Retype the material below. Keep every word exactly as it is.

> _Records for the exercise_:

· · · · ·

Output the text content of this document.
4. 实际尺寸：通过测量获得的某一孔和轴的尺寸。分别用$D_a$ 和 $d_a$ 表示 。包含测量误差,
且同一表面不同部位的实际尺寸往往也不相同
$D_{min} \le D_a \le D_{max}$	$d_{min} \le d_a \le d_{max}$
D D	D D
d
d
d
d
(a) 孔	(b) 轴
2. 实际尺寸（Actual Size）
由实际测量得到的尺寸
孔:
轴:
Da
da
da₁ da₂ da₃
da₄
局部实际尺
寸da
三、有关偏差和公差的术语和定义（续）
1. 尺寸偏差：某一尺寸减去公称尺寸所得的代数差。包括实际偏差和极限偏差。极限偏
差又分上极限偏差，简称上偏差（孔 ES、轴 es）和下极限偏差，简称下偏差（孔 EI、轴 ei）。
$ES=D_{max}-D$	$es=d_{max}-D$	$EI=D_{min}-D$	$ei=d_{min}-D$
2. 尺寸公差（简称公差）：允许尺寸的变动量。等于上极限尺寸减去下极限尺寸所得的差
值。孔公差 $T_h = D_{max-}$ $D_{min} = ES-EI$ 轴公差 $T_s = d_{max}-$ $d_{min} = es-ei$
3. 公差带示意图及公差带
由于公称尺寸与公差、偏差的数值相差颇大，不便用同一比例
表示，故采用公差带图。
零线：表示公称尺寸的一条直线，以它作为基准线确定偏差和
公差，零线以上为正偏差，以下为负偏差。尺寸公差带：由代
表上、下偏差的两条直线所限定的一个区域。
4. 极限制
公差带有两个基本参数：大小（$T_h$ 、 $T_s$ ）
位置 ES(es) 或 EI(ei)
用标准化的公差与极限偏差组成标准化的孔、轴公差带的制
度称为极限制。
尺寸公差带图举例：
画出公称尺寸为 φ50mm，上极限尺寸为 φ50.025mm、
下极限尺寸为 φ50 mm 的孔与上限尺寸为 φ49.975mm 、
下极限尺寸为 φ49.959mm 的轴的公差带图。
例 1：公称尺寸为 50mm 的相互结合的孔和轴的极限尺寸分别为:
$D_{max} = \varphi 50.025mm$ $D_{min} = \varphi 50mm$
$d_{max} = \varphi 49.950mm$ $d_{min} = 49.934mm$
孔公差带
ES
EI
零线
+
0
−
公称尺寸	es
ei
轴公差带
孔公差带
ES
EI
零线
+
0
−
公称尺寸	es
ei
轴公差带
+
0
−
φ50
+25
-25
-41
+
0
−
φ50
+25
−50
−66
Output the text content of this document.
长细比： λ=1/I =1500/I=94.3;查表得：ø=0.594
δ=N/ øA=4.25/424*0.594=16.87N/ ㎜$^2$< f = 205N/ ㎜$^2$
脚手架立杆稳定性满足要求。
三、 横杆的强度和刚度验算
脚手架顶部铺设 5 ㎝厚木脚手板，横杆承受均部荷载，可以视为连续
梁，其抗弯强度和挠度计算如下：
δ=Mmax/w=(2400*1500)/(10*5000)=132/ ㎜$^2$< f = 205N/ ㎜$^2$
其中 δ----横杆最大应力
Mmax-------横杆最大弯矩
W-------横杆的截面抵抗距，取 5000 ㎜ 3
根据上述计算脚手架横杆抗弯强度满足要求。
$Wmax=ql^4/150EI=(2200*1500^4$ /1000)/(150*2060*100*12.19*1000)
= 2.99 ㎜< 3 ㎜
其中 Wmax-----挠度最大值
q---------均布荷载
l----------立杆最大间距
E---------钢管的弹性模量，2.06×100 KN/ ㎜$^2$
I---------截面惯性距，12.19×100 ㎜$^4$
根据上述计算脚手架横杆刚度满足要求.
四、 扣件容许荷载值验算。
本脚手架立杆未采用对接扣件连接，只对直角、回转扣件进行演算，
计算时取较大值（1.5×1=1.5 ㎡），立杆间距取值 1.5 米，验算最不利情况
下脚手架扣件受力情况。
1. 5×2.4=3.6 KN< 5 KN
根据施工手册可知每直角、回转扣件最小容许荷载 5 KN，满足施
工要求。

· · · · ·

> _Correct answer_:
Output the text content of this document.
4. 实际尺寸：通过测量获得的某一孔和轴的尺寸。分别用$D_a$ 和 $d_a$ 表示 。包含测量误差,
且同一表面不同部位的实际尺寸往往也不相同
$D_{min} \le D_a \le D_{max}$	$d_{min} \le d_a \le d_{max}$
D D	D D
d
d
d
d
(a) 孔	(b) 轴
2. 实际尺寸（Actual Size）
由实际测量得到的尺寸
孔:
轴:
Da
da
da₁ da₂ da₃
da₄
局部实际尺
寸da
三、有关偏差和公差的术语和定义（续）
1. 尺寸偏差：某一尺寸减去公称尺寸所得的代数差。包括实际偏差和极限偏差。极限偏
差又分上极限偏差，简称上偏差（孔 ES、轴 es）和下极限偏差，简称下偏差（孔 EI、轴 ei）。
$ES=D_{max}-D$	$es=d_{max}-D$	$EI=D_{min}-D$	$ei=d_{min}-D$
2. 尺寸公差（简称公差）：允许尺寸的变动量。等于上极限尺寸减去下极限尺寸所得的差
值。孔公差 $T_h = D_{max-}$ $D_{min} = ES-EI$ 轴公差 $T_s = d_{max}-$ $d_{min} = es-ei$
3. 公差带示意图及公差带
由于公称尺寸与公差、偏差的数值相差颇大，不便用同一比例
表示，故采用公差带图。
零线：表示公称尺寸的一条直线，以它作为基准线确定偏差和
公差，零线以上为正偏差，以下为负偏差。尺寸公差带：由代
表上、下偏差的两条直线所限定的一个区域。
4. 极限制
公差带有两个基本参数：大小（$T_h$ 、 $T_s$ ）
位置 ES(es) 或 EI(ei)
用标准化的公差与极限偏差组成标准化的孔、轴公差带的制
度称为极限制。
尺寸公差带图举例：
画出公称尺寸为 φ50mm，上极限尺寸为 φ50.025mm、
下极限尺寸为 φ50 mm 的孔与上限尺寸为 φ49.975mm 、
下极限尺寸为 φ49.959mm 的轴的公差带图。
例 1：公称尺寸为 50mm 的相互结合的孔和轴的极限尺寸分别为:
$D_{max} = \varphi 50.025mm$ $D_{min} = \varphi 50mm$
$d_{max} = \varphi 49.950mm$ $d_{min} = 49.934mm$
孔公差带
ES
EI
零线
+
0
−
公称尺寸	es
ei
轴公差带
孔公差带
ES
EI
零线
+
0
−
公称尺寸	es
ei
轴公差带
+
0
−
φ50
+25
-25
-41
+
0
−
φ50
+25
−50
−66
Output the text content of this document.
长细比： λ=1/I =1500/I=94.3;查表得：ø=0.594
δ=N/ øA=4.25/424*0.594=16.87N/ ㎜$^2$< f = 205N/ ㎜$^2$
脚手架立杆稳定性满足要求。
三、 横杆的强度和刚度验算
脚手架顶部铺设 5 ㎝厚木脚手板，横杆承受均部荷载，可以视为连续
梁，其抗弯强度和挠度计算如下：
δ=Mmax/w=(2400*1500)/(10*5000)=132/ ㎜$^2$< f = 205N/ ㎜$^2$
其中 δ----横杆最大应力
Mmax-------横杆最大弯矩
W-------横杆的截面抵抗距，取 5000 ㎜ 3
根据上述计算脚手架横杆抗弯强度满足要求。
$Wmax=ql^4/150EI=(2200*1500^4$ /1000)/(150*2060*100*12.19*1000)
= 2.99 ㎜< 3 ㎜
其中 Wmax-----挠度最大值
q---------均布荷载
l----------立杆最大间距
E---------钢管的弹性模量，2.06×100 KN/ ㎜$^2$
I---------截面惯性距，12.19×100 ㎜$^4$
根据上述计算脚手架横杆刚度满足要求.
四、 扣件容许荷载值验算。
本脚手架立杆未采用对接扣件连接，只对直角、回转扣件进行演算，
计算时取较大值（1.5×1=1.5 ㎡），立杆间距取值 1.5 米，验算最不利情况
下脚手架扣件受力情况。
1. 5×2.4=3.6 KN< 5 KN
根据施工手册可知每直角、回转扣件最小容许荷载 5 KN，满足施
工要求。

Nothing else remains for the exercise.